> The records
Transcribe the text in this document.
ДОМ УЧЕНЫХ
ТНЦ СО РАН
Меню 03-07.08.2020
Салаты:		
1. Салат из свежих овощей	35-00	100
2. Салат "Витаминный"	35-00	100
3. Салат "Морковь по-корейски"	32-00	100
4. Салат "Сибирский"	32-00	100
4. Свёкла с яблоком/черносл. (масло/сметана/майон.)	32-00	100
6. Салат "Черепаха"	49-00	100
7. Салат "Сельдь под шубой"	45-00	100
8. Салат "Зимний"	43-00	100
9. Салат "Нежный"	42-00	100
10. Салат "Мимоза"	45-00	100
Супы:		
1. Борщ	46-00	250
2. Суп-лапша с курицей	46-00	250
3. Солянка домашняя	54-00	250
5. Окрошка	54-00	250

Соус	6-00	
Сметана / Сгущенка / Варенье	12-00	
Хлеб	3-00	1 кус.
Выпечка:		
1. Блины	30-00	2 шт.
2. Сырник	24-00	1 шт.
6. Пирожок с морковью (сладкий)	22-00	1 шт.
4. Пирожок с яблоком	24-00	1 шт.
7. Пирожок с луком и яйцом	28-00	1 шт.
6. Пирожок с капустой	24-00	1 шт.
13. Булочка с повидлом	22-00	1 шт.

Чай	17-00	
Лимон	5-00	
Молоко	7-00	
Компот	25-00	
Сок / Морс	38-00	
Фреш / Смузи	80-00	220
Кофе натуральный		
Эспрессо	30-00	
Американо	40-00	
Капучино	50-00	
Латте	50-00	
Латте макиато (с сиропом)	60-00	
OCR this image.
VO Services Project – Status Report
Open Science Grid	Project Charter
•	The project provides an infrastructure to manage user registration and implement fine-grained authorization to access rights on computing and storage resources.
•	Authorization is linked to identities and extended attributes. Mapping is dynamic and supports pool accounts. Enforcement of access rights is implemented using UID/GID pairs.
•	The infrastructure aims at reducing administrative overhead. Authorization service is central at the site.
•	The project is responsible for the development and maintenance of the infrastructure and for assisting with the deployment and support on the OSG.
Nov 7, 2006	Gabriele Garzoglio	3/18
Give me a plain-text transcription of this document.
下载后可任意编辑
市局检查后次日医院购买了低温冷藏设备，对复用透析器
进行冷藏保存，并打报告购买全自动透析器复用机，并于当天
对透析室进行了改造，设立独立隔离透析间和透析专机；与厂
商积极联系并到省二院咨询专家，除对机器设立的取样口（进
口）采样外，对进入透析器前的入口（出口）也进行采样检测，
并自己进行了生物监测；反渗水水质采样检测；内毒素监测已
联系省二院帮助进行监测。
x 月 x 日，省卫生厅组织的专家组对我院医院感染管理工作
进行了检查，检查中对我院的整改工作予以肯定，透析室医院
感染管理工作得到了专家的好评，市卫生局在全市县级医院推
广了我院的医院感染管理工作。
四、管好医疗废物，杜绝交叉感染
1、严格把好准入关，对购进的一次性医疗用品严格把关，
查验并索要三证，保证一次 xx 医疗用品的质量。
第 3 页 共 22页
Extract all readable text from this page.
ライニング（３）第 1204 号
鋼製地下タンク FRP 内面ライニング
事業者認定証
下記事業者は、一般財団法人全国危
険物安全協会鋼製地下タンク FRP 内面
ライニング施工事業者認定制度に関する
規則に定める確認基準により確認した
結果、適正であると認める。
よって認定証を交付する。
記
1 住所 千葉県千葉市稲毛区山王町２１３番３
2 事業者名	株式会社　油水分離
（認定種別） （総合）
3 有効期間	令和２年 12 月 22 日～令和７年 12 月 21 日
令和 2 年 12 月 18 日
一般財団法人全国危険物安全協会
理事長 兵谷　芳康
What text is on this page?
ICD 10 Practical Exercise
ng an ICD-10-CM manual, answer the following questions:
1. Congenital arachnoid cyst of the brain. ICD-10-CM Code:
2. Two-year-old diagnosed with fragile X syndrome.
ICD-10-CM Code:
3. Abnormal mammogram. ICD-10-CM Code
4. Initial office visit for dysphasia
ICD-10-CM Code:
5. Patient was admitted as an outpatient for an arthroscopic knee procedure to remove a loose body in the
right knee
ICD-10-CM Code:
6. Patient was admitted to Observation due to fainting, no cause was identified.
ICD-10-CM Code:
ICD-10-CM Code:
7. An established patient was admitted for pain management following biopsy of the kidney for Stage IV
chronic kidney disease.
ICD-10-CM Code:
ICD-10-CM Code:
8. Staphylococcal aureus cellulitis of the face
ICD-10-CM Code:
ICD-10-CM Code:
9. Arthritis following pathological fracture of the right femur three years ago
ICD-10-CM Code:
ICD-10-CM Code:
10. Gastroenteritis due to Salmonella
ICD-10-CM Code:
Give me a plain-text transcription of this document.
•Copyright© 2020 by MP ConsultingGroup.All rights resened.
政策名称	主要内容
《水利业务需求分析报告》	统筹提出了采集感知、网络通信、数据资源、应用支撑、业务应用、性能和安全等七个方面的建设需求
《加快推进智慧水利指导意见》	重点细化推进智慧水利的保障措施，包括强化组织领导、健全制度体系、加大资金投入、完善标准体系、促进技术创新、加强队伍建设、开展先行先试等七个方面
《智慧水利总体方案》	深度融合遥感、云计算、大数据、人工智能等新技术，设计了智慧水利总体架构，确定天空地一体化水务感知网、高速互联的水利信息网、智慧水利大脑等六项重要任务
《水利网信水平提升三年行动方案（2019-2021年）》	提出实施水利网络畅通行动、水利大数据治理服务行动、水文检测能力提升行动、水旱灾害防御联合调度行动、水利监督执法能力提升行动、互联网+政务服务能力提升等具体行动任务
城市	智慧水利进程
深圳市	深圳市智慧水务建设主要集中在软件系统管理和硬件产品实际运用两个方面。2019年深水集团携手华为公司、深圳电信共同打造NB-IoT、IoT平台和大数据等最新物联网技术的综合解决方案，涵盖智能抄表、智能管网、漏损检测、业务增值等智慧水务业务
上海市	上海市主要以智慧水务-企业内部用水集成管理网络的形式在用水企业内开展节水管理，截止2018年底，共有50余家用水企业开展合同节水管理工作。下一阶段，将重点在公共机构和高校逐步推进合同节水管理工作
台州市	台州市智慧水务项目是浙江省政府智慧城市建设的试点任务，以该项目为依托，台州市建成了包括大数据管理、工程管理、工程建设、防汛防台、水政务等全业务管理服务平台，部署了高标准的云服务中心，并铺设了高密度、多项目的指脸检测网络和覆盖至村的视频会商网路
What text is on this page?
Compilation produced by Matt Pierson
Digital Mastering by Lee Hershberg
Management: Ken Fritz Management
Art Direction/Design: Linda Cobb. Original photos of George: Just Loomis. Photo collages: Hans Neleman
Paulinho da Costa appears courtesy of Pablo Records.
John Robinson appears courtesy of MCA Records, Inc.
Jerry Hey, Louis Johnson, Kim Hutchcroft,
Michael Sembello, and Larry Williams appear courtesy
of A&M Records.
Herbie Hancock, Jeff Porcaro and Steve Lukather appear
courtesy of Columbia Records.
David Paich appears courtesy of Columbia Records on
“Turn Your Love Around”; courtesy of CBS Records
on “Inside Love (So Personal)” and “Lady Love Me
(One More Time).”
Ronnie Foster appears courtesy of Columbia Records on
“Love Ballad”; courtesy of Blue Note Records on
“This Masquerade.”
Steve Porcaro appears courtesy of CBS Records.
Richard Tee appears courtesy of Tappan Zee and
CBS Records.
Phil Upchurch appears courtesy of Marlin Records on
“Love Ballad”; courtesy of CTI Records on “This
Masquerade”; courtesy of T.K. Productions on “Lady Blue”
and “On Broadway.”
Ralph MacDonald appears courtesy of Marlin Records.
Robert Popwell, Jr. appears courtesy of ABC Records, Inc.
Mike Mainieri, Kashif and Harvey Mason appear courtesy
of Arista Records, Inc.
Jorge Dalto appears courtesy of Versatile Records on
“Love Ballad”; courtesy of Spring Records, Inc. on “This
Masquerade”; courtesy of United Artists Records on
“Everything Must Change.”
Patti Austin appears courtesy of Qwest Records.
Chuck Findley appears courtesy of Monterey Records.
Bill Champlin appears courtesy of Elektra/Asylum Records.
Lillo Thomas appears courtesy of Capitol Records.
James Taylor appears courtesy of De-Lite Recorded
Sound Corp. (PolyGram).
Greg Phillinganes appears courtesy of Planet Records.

> Exercise details
The word "Marlin" appears in how many lines of the records? Give the number only.

> Completed exercise
2